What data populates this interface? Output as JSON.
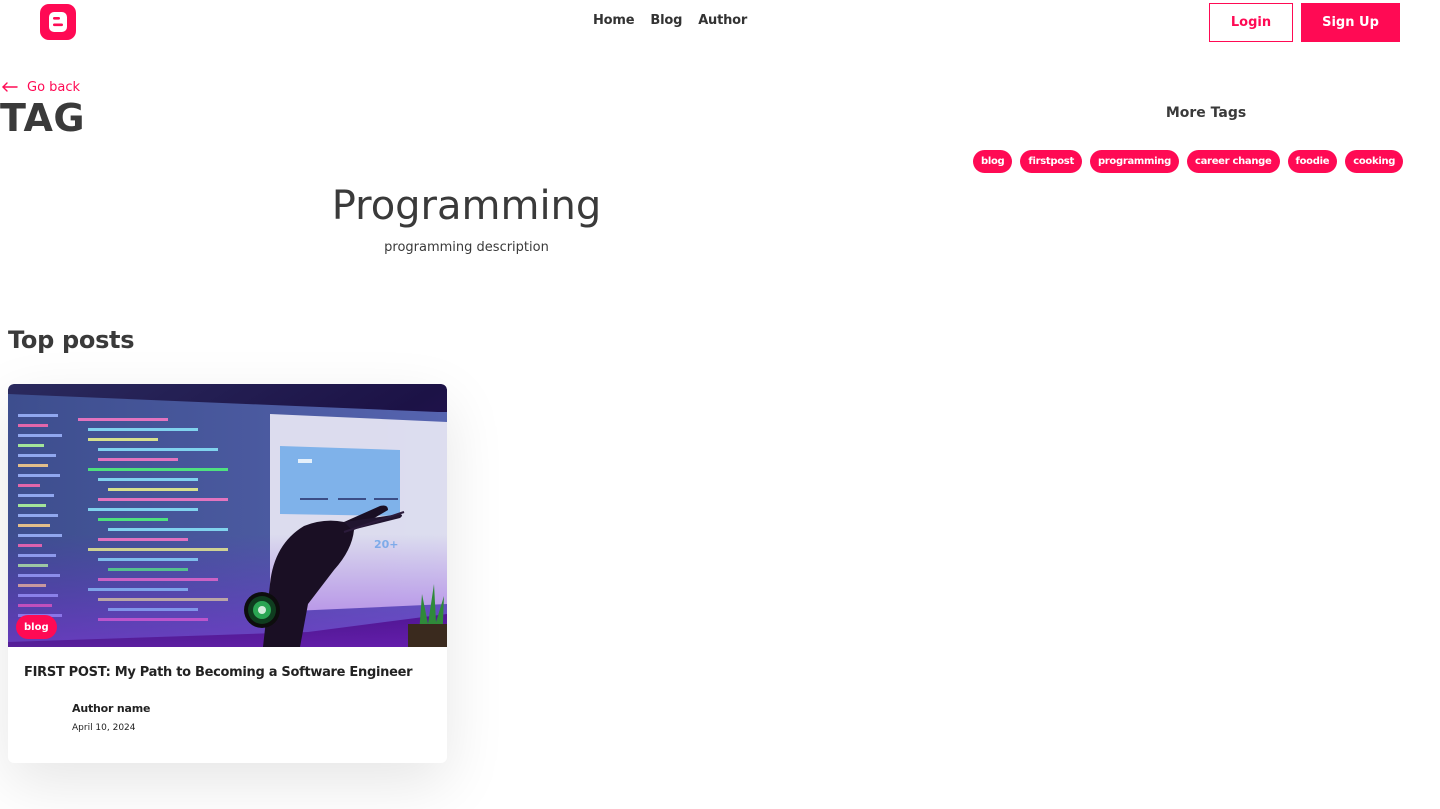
{
  "header": {
    "logo_icon": "blogger-logo-icon",
    "brand_color": "#ff0a54",
    "nav": [
      "Home",
      "Blog",
      "Author"
    ],
    "login_label": "Login",
    "signup_label": "Sign Up"
  },
  "page": {
    "go_back_label": "Go back",
    "go_back_icon": "arrow-left-icon",
    "heading": "TAG",
    "tag_title": "Programming",
    "tag_description": "programming description"
  },
  "more_tags": {
    "title": "More Tags",
    "tags": [
      "blog",
      "firstpost",
      "programming",
      "career change",
      "foodie",
      "cooking"
    ]
  },
  "top_posts": {
    "title": "Top posts",
    "posts": [
      {
        "badge": "blog",
        "title": "FIRST POST: My Path to Becoming a Software Engineer",
        "author_name": "Author name",
        "date": "April 10, 2024"
      }
    ]
  }
}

——————————

- Aim -
Copy all lines from the material that contain "icon".

- Completed task -
    "logo_icon": "blogger-logo-icon",
    "go_back_icon": "arrow-left-icon",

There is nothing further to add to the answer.